Supplied material below:

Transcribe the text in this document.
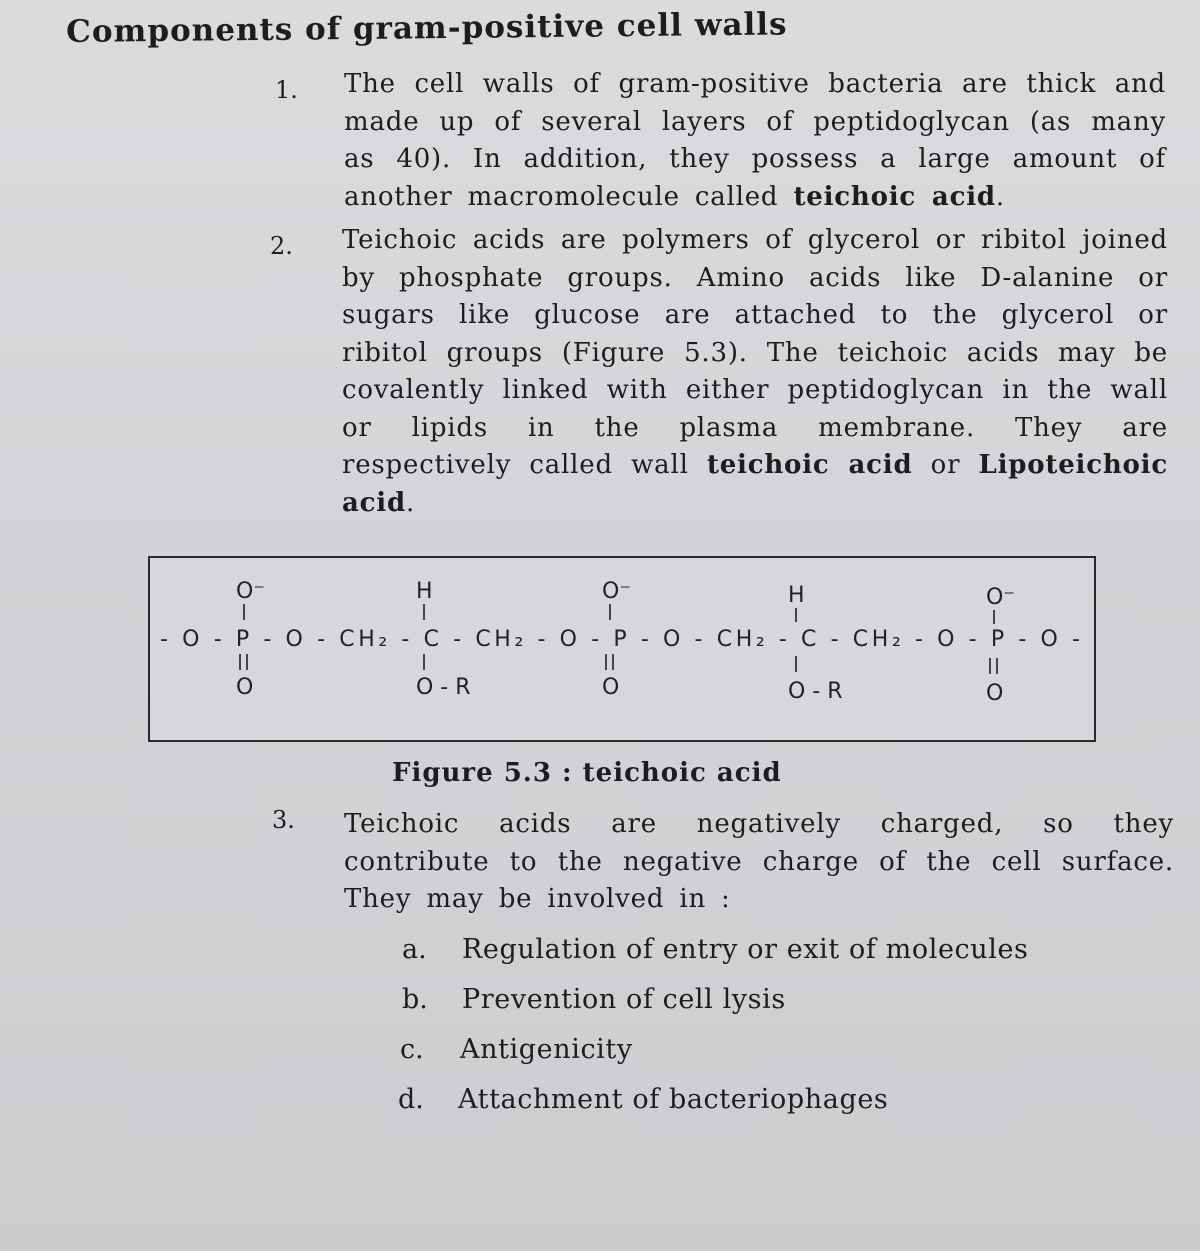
Components of gram-positive cell walls
1. The cell walls of gram-positive bacteria are thick and made up of several layers of peptidoglycan (as many as 40). In addition, they possess a large amount of another macromolecule called teichoic acid.
2. Teichoic acids are polymers of glycerol or ribitol joined by phosphate groups. Amino acids like D-alanine or sugars like glucose are attached to the glycerol or ribitol groups (Figure 5.3). The teichoic acids may be covalently linked with either peptidoglycan in the wall or lipids in the plasma membrane. They are respectively called wall teichoic acid or Lipoteichoic acid.
- O - P - O - CH₂ - C - CH₂ - O - P - O - CH₂ - C - CH₂ - O - P - O -
O⁻
O
H
O - R
O⁻
O
H
O - R
O⁻
O
Figure 5.3 : teichoic acid
3. Teichoic acids are negatively charged, so they contribute to the negative charge of the cell surface. They may be involved in :
a. Regulation of entry or exit of molecules
b. Prevention of cell lysis
c. Antigenicity
d. Attachment of bacteriophages
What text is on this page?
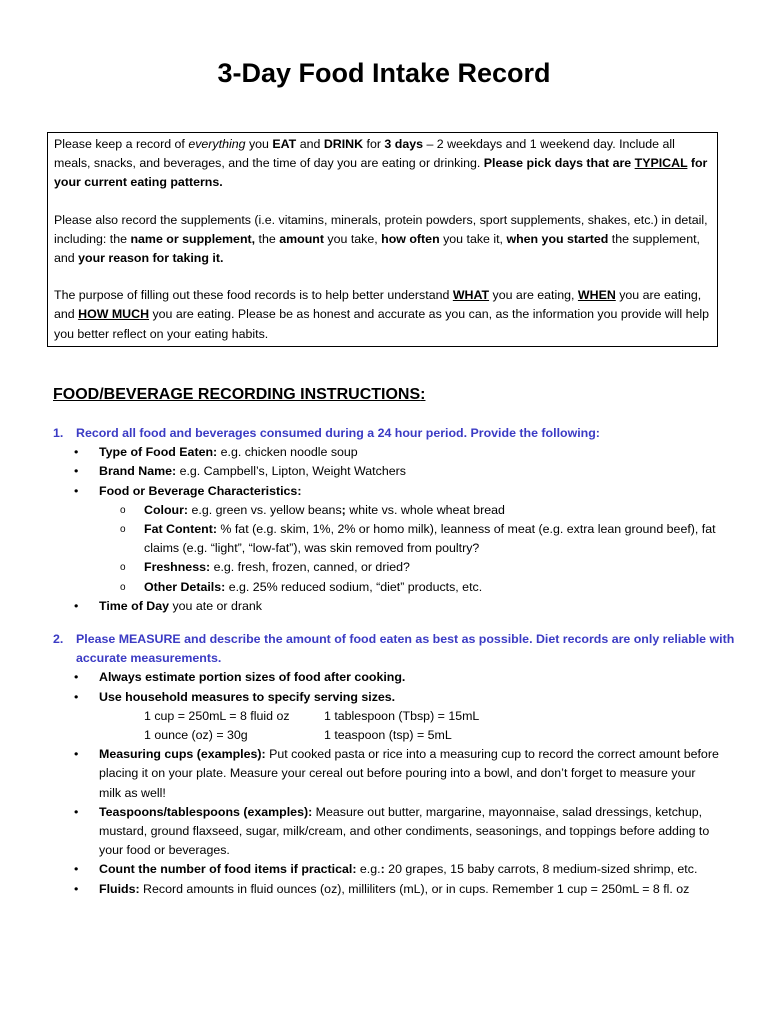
3-Day Food Intake Record

Please keep a record of everything you EAT and DRINK for 3 days – 2 weekdays and 1 weekend day. Include all meals, snacks, and beverages, and the time of day you are eating or drinking. Please pick days that are TYPICAL for your current eating patterns.

Please also record the supplements (i.e. vitamins, minerals, protein powders, sport supplements, shakes, etc.) in detail, including: the name or supplement, the amount you take, how often you take it, when you started the supplement, and your reason for taking it.

The purpose of filling out these food records is to help better understand WHAT you are eating, WHEN you are eating, and HOW MUCH you are eating. Please be as honest and accurate as you can, as the information you provide will help you better reflect on your eating habits.

FOOD/BEVERAGE RECORDING INSTRUCTIONS:
1. Record all food and beverages consumed during a 24 hour period. Provide the following:
• Type of Food Eaten: e.g. chicken noodle soup
• Brand Name: e.g. Campbell’s, Lipton, Weight Watchers
• Food or Beverage Characteristics:
o Colour: e.g. green vs. yellow beans; white vs. whole wheat bread
o Fat Content: % fat (e.g. skim, 1%, 2% or homo milk), leanness of meat (e.g. extra lean ground beef), fat claims (e.g. “light”, “low-fat”), was skin removed from poultry?
o Freshness: e.g. fresh, frozen, canned, or dried?
o Other Details: e.g. 25% reduced sodium, “diet” products, etc.
• Time of Day you ate or drank
2. Please MEASURE and describe the amount of food eaten as best as possible. Diet records are only reliable with accurate measurements.
• Always estimate portion sizes of food after cooking.
• Use household measures to specify serving sizes.
1 cup = 250mL = 8 fluid oz	1 tablespoon (Tbsp) = 15mL
1 ounce (oz) = 30g	1 teaspoon (tsp) = 5mL
• Measuring cups (examples): Put cooked pasta or rice into a measuring cup to record the correct amount before placing it on your plate. Measure your cereal out before pouring into a bowl, and don’t forget to measure your milk as well!
• Teaspoons/tablespoons (examples): Measure out butter, margarine, mayonnaise, salad dressings, ketchup, mustard, ground flaxseed, sugar, milk/cream, and other condiments, seasonings, and toppings before adding to your food or beverages.
• Count the number of food items if practical: e.g.: 20 grapes, 15 baby carrots, 8 medium-sized shrimp, etc.
• Fluids: Record amounts in fluid ounces (oz), milliliters (mL), or in cups. Remember 1 cup = 250mL = 8 fl. oz
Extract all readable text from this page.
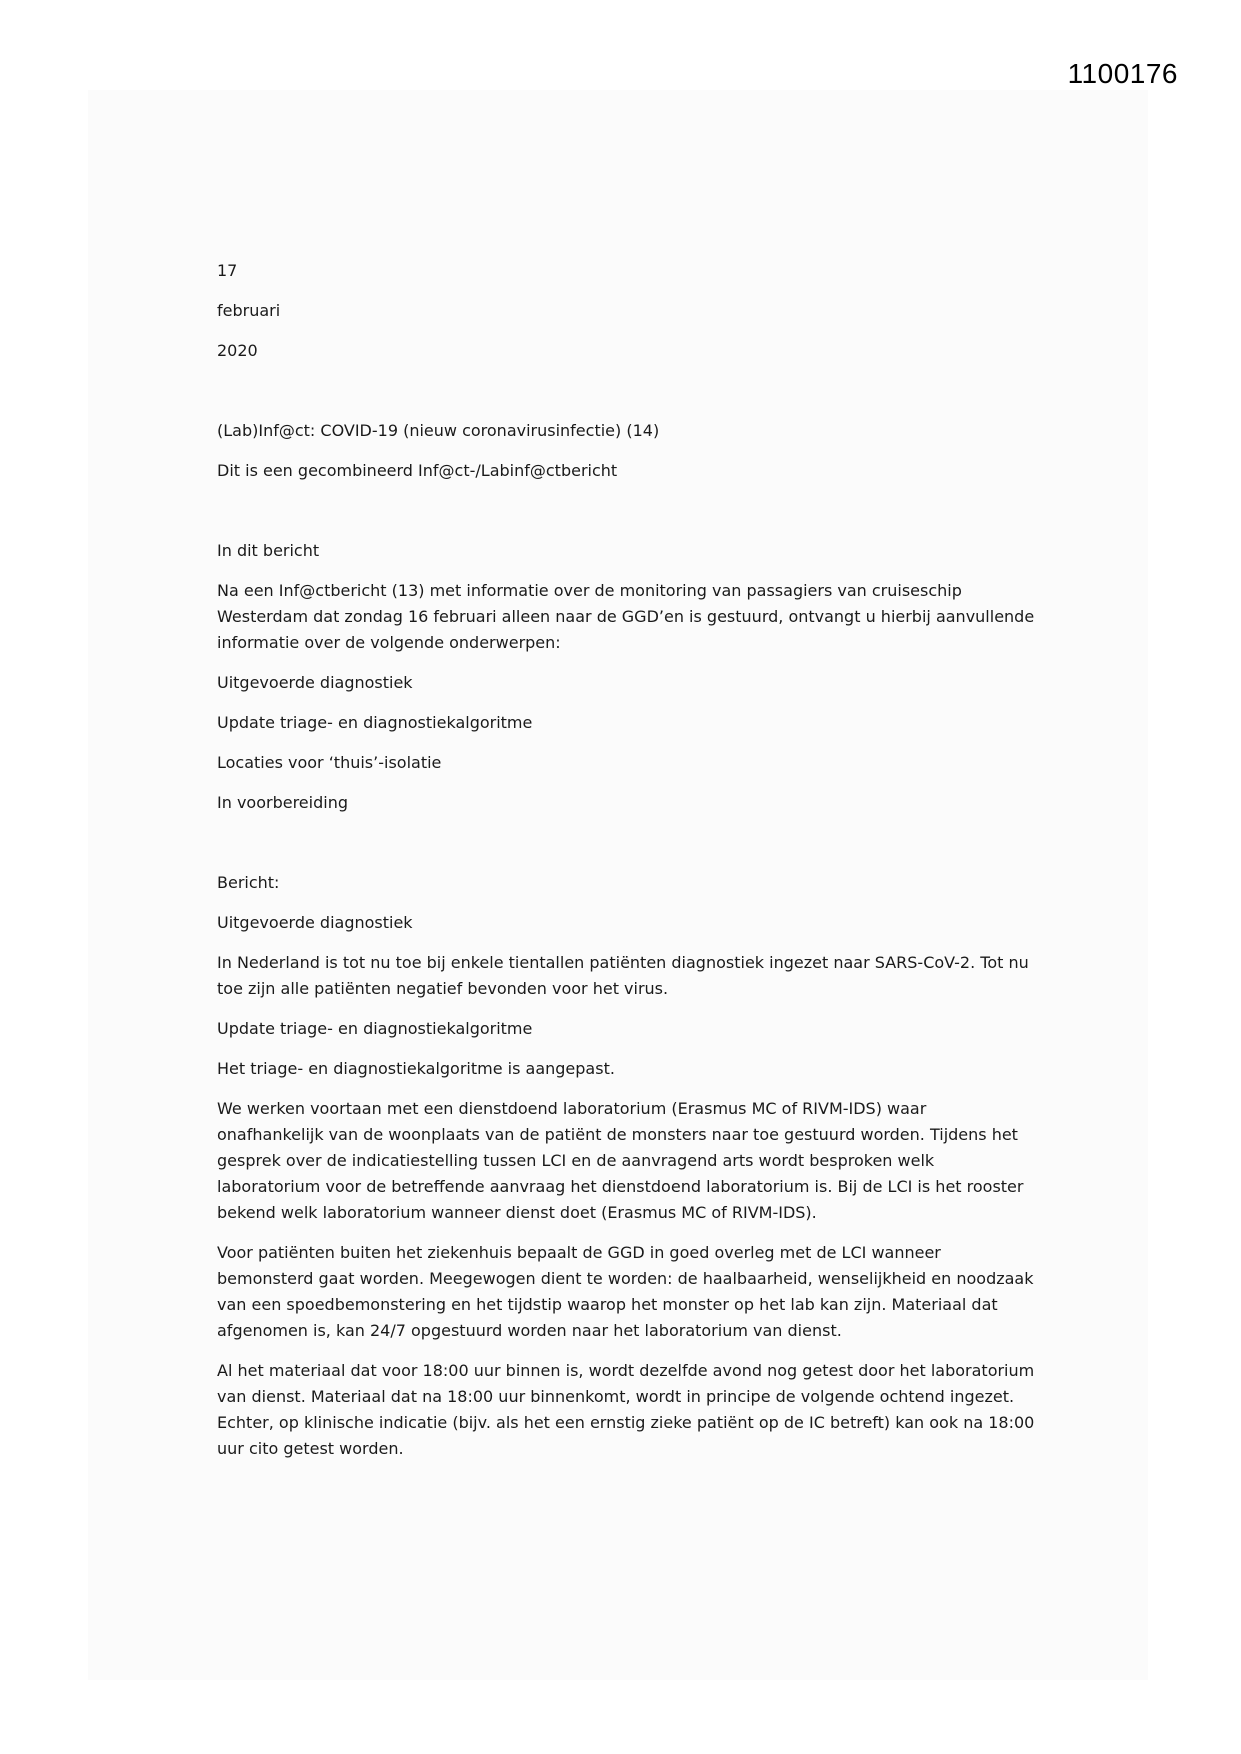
1100176

17

februari

2020

(Lab)Inf@ct: COVID-19 (nieuw coronavirusinfectie) (14)

Dit is een gecombineerd Inf@ct-/Labinf@ctbericht

In dit bericht

Na een Inf@ctbericht (13) met informatie over de monitoring van passagiers van cruiseschip Westerdam dat zondag 16 februari alleen naar de GGD’en is gestuurd, ontvangt u hierbij aanvullende informatie over de volgende onderwerpen:

Uitgevoerde diagnostiek

Update triage- en diagnostiekalgoritme

Locaties voor ‘thuis’-isolatie

In voorbereiding

Bericht:

Uitgevoerde diagnostiek

In Nederland is tot nu toe bij enkele tientallen patiënten diagnostiek ingezet naar SARS-CoV-2. Tot nu toe zijn alle patiënten negatief bevonden voor het virus.

Update triage- en diagnostiekalgoritme

Het triage- en diagnostiekalgoritme is aangepast.

We werken voortaan met een dienstdoend laboratorium (Erasmus MC of RIVM-IDS) waar onafhankelijk van de woonplaats van de patiënt de monsters naar toe gestuurd worden. Tijdens het gesprek over de indicatiestelling tussen LCI en de aanvragend arts wordt besproken welk laboratorium voor de betreffende aanvraag het dienstdoend laboratorium is. Bij de LCI is het rooster bekend welk laboratorium wanneer dienst doet (Erasmus MC of RIVM-IDS).

Voor patiënten buiten het ziekenhuis bepaalt de GGD in goed overleg met de LCI wanneer bemonsterd gaat worden. Meegewogen dient te worden: de haalbaarheid, wenselijkheid en noodzaak van een spoedbemonstering en het tijdstip waarop het monster op het lab kan zijn. Materiaal dat afgenomen is, kan 24/7 opgestuurd worden naar het laboratorium van dienst.

Al het materiaal dat voor 18:00 uur binnen is, wordt dezelfde avond nog getest door het laboratorium van dienst. Materiaal dat na 18:00 uur binnenkomt, wordt in principe de volgende ochtend ingezet. Echter, op klinische indicatie (bijv. als het een ernstig zieke patiënt op de IC betreft) kan ook na 18:00 uur cito getest worden.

End of Supplied material.

*Exercise:*
Transcribe each record above exactly, leaving every picture out of the copy.

*Answer section:*
Transcribe the text in this document.
Components of gram-positive cell walls
1. The cell walls of gram-positive bacteria are thick and made up of several layers of peptidoglycan (as many as 40). In addition, they possess a large amount of another macromolecule called teichoic acid.
2. Teichoic acids are polymers of glycerol or ribitol joined by phosphate groups. Amino acids like D-alanine or sugars like glucose are attached to the glycerol or ribitol groups (Figure 5.3). The teichoic acids may be covalently linked with either peptidoglycan in the wall or lipids in the plasma membrane. They are respectively called wall teichoic acid or Lipoteichoic acid.
- O - P - O - CH₂ - C - CH₂ - O - P - O - CH₂ - C - CH₂ - O - P - O -
O⁻
O
H
O - R
O⁻
O
H
O - R
O⁻
O
Figure 5.3 : teichoic acid
3. Teichoic acids are negatively charged, so they contribute to the negative charge of the cell surface. They may be involved in :
a. Regulation of entry or exit of molecules
b. Prevention of cell lysis
c. Antigenicity
d. Attachment of bacteriophages
What text is on this page?
3-Day Food Intake Record

Please keep a record of everything you EAT and DRINK for 3 days – 2 weekdays and 1 weekend day. Include all meals, snacks, and beverages, and the time of day you are eating or drinking. Please pick days that are TYPICAL for your current eating patterns.

Please also record the supplements (i.e. vitamins, minerals, protein powders, sport supplements, shakes, etc.) in detail, including: the name or supplement, the amount you take, how often you take it, when you started the supplement, and your reason for taking it.

The purpose of filling out these food records is to help better understand WHAT you are eating, WHEN you are eating, and HOW MUCH you are eating. Please be as honest and accurate as you can, as the information you provide will help you better reflect on your eating habits.

FOOD/BEVERAGE RECORDING INSTRUCTIONS:
1. Record all food and beverages consumed during a 24 hour period. Provide the following:
• Type of Food Eaten: e.g. chicken noodle soup
• Brand Name: e.g. Campbell’s, Lipton, Weight Watchers
• Food or Beverage Characteristics:
o Colour: e.g. green vs. yellow beans; white vs. whole wheat bread
o Fat Content: % fat (e.g. skim, 1%, 2% or homo milk), leanness of meat (e.g. extra lean ground beef), fat claims (e.g. “light”, “low-fat”), was skin removed from poultry?
o Freshness: e.g. fresh, frozen, canned, or dried?
o Other Details: e.g. 25% reduced sodium, “diet” products, etc.
• Time of Day you ate or drank
2. Please MEASURE and describe the amount of food eaten as best as possible. Diet records are only reliable with accurate measurements.
• Always estimate portion sizes of food after cooking.
• Use household measures to specify serving sizes.
1 cup = 250mL = 8 fluid oz	1 tablespoon (Tbsp) = 15mL
1 ounce (oz) = 30g	1 teaspoon (tsp) = 5mL
• Measuring cups (examples): Put cooked pasta or rice into a measuring cup to record the correct amount before placing it on your plate. Measure your cereal out before pouring into a bowl, and don’t forget to measure your milk as well!
• Teaspoons/tablespoons (examples): Measure out butter, margarine, mayonnaise, salad dressings, ketchup, mustard, ground flaxseed, sugar, milk/cream, and other condiments, seasonings, and toppings before adding to your food or beverages.
• Count the number of food items if practical: e.g.: 20 grapes, 15 baby carrots, 8 medium-sized shrimp, etc.
• Fluids: Record amounts in fluid ounces (oz), milliliters (mL), or in cups. Remember 1 cup = 250mL = 8 fl. oz
Extract all readable text from this page.
1100176

17

februari

2020

(Lab)Inf@ct: COVID-19 (nieuw coronavirusinfectie) (14)

Dit is een gecombineerd Inf@ct-/Labinf@ctbericht

In dit bericht

Na een Inf@ctbericht (13) met informatie over de monitoring van passagiers van cruiseschip Westerdam dat zondag 16 februari alleen naar de GGD’en is gestuurd, ontvangt u hierbij aanvullende informatie over de volgende onderwerpen:

Uitgevoerde diagnostiek

Update triage- en diagnostiekalgoritme

Locaties voor ‘thuis’-isolatie

In voorbereiding

Bericht:

Uitgevoerde diagnostiek

In Nederland is tot nu toe bij enkele tientallen patiënten diagnostiek ingezet naar SARS-CoV-2. Tot nu toe zijn alle patiënten negatief bevonden voor het virus.

Update triage- en diagnostiekalgoritme

Het triage- en diagnostiekalgoritme is aangepast.

We werken voortaan met een dienstdoend laboratorium (Erasmus MC of RIVM-IDS) waar onafhankelijk van de woonplaats van de patiënt de monsters naar toe gestuurd worden. Tijdens het gesprek over de indicatiestelling tussen LCI en de aanvragend arts wordt besproken welk laboratorium voor de betreffende aanvraag het dienstdoend laboratorium is. Bij de LCI is het rooster bekend welk laboratorium wanneer dienst doet (Erasmus MC of RIVM-IDS).

Voor patiënten buiten het ziekenhuis bepaalt de GGD in goed overleg met de LCI wanneer bemonsterd gaat worden. Meegewogen dient te worden: de haalbaarheid, wenselijkheid en noodzaak van een spoedbemonstering en het tijdstip waarop het monster op het lab kan zijn. Materiaal dat afgenomen is, kan 24/7 opgestuurd worden naar het laboratorium van dienst.

Al het materiaal dat voor 18:00 uur binnen is, wordt dezelfde avond nog getest door het laboratorium van dienst. Materiaal dat na 18:00 uur binnenkomt, wordt in principe de volgende ochtend ingezet. Echter, op klinische indicatie (bijv. als het een ernstig zieke patiënt op de IC betreft) kan ook na 18:00 uur cito getest worden.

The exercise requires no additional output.